§ DATASET CONTENT:
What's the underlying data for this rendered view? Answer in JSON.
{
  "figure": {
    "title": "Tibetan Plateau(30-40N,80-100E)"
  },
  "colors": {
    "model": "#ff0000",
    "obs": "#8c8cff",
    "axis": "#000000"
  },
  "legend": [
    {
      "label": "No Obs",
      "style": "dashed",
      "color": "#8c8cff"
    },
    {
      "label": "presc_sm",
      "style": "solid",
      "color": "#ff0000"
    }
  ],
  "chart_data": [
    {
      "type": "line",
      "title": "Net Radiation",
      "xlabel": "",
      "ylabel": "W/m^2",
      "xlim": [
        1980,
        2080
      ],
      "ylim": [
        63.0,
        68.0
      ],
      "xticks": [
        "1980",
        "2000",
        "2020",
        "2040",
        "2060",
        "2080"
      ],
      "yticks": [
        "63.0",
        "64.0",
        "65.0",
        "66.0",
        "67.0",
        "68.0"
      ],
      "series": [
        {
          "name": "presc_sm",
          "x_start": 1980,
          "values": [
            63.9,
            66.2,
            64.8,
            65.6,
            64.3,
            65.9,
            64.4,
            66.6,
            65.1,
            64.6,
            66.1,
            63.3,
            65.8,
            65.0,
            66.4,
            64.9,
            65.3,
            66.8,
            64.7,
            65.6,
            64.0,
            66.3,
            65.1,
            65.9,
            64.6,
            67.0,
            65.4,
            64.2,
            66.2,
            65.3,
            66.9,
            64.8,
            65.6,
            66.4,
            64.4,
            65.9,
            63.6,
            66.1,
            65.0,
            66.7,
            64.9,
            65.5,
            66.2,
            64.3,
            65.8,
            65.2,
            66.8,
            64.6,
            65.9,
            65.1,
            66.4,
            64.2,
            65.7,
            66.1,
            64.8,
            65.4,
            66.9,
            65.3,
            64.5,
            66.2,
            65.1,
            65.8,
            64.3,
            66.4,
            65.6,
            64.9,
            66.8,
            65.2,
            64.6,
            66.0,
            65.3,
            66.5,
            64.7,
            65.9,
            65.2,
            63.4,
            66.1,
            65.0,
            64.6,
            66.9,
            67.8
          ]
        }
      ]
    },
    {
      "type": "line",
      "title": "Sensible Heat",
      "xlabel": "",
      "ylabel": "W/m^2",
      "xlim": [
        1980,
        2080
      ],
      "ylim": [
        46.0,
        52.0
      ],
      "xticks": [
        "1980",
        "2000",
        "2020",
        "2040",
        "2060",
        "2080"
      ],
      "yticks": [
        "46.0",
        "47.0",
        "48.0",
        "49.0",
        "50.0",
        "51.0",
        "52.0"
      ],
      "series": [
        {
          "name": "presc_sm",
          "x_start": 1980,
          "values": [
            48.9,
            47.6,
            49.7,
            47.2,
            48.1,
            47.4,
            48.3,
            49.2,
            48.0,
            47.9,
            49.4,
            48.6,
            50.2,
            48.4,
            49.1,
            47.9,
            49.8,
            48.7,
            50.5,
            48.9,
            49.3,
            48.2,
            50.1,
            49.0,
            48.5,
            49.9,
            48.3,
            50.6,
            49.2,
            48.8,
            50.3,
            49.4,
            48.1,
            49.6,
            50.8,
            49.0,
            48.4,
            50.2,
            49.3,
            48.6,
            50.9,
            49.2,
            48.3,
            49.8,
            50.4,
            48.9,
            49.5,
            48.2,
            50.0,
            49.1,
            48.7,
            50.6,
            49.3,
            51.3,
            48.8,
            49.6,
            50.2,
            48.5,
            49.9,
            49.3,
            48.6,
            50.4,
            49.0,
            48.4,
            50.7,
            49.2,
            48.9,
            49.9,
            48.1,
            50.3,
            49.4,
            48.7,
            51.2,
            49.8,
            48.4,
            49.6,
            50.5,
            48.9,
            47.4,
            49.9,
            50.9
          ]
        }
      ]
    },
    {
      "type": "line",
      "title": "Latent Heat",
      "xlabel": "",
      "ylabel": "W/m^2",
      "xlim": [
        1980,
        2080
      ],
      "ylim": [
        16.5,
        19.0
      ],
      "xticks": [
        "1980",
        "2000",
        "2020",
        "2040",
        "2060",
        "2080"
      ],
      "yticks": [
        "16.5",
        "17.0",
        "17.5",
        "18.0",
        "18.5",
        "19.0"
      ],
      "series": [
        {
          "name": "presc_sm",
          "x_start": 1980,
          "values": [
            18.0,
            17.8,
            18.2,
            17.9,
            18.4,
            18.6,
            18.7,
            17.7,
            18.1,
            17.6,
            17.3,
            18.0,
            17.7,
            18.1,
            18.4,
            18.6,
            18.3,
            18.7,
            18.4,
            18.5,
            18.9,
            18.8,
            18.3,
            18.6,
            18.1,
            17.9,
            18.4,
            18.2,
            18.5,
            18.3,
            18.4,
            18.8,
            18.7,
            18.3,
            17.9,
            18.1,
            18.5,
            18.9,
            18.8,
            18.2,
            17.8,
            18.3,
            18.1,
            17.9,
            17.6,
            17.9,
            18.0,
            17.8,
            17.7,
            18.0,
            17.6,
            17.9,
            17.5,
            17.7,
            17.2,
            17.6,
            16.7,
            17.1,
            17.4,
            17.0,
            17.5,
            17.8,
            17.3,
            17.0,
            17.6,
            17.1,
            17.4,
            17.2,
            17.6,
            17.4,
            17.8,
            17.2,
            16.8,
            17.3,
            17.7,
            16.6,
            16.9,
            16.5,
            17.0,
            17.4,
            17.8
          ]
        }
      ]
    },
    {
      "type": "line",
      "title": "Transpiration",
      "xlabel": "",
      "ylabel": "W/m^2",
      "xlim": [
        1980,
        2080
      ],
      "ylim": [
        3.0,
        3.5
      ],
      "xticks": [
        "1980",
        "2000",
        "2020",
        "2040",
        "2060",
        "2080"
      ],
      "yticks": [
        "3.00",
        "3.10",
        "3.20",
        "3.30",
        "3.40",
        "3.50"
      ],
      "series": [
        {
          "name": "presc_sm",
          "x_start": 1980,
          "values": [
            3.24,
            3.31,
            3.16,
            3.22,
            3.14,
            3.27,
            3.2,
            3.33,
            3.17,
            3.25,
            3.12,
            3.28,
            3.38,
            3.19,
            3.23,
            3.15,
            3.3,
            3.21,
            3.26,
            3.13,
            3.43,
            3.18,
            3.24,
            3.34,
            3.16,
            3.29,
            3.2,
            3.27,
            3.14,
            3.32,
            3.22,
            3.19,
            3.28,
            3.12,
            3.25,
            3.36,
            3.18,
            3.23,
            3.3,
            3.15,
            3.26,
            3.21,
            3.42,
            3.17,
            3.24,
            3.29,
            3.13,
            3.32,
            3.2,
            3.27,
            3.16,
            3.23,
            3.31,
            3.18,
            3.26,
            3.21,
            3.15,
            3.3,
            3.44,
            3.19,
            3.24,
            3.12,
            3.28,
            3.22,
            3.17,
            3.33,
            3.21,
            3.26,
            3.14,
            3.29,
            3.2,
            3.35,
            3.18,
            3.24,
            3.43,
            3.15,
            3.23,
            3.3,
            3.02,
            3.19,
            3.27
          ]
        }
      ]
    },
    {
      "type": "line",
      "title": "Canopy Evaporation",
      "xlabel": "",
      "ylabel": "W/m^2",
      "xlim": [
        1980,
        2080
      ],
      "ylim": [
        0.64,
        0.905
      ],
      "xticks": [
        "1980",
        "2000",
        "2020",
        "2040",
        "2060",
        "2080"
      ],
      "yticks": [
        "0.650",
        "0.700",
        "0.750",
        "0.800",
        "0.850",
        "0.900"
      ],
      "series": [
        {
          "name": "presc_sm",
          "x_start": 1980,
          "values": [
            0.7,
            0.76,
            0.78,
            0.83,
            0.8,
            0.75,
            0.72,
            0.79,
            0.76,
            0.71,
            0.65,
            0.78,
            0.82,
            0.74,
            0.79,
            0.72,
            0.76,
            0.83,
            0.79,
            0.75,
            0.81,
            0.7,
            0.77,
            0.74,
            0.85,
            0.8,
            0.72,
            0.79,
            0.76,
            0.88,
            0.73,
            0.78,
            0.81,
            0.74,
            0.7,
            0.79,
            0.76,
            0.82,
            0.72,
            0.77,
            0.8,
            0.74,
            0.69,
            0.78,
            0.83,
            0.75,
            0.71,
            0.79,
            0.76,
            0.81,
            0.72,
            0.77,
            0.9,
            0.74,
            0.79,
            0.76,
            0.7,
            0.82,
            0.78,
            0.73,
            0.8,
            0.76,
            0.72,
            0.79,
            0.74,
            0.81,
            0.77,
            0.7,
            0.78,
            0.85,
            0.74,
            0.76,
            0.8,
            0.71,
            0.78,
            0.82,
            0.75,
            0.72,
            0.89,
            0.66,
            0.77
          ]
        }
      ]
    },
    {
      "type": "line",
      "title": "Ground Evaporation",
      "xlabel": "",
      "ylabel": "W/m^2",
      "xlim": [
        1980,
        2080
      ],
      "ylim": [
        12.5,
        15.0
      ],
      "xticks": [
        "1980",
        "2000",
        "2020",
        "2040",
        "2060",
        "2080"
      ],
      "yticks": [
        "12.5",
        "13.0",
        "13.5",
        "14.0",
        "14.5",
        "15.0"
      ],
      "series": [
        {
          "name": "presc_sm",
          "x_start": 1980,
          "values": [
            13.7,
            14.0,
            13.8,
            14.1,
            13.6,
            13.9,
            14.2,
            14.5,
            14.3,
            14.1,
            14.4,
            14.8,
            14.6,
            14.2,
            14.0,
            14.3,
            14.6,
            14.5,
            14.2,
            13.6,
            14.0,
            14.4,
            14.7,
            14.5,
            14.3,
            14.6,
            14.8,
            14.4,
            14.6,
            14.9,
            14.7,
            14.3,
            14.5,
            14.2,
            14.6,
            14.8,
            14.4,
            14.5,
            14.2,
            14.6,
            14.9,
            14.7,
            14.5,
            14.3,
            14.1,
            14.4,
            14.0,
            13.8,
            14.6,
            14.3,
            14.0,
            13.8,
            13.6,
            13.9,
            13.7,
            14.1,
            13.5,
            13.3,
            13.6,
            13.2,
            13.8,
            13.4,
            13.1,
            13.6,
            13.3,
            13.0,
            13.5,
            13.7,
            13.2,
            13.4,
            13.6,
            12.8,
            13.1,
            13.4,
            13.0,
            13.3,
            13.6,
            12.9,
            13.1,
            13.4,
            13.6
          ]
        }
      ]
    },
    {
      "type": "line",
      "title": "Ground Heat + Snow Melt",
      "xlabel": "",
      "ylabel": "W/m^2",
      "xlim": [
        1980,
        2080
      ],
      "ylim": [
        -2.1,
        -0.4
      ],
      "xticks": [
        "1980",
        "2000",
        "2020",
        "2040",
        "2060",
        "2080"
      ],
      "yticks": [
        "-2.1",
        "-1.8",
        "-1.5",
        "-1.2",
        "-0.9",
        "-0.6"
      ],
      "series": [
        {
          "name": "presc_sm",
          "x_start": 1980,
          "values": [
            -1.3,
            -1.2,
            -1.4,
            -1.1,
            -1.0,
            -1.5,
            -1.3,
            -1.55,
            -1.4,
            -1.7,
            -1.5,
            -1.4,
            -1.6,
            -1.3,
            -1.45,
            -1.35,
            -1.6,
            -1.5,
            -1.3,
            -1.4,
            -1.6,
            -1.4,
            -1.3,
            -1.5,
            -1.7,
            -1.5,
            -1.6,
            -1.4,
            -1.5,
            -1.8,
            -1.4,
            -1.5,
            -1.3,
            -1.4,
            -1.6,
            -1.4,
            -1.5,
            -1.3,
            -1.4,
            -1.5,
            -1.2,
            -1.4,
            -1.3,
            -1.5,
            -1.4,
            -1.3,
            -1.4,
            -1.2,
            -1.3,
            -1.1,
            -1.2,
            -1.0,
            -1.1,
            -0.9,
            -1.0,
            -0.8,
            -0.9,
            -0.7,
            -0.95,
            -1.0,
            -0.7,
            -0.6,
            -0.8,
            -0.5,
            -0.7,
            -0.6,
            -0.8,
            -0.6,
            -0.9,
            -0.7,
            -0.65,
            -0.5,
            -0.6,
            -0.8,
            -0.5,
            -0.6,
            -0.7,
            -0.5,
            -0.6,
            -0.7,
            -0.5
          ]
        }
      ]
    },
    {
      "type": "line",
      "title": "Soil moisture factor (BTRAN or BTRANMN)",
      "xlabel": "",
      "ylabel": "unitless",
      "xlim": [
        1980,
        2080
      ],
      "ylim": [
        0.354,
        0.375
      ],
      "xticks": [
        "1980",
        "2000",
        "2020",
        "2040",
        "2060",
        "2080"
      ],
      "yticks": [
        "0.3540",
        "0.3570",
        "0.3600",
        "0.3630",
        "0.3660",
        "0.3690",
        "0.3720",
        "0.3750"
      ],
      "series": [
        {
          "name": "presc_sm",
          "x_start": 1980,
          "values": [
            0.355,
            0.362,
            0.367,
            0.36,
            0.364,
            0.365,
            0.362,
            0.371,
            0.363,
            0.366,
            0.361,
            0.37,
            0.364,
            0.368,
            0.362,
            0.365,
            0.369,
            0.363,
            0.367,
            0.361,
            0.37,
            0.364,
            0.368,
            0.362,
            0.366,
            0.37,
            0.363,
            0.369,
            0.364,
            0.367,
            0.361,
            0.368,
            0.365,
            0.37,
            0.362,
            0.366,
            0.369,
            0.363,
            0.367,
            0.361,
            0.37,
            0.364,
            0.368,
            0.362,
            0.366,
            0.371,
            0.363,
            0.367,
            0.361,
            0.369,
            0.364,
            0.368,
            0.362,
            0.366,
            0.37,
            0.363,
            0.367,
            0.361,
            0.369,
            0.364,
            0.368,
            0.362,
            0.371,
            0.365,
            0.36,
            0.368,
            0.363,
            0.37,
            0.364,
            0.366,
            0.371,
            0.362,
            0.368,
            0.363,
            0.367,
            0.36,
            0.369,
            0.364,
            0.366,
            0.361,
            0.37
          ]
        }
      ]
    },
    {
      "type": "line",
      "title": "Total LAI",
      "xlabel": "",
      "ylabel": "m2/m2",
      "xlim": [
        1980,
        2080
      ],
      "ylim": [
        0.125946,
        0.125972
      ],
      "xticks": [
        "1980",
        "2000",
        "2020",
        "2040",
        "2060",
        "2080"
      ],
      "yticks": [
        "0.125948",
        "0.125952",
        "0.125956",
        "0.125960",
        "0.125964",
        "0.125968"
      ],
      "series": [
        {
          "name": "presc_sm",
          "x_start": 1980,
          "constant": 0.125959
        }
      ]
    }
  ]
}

§ SET PROBLEM: Which lines contain the word "Evaporation"? Copy each of them.

§ THE RESULT:
      "title": "Canopy Evaporation",
      "title": "Ground Evaporation",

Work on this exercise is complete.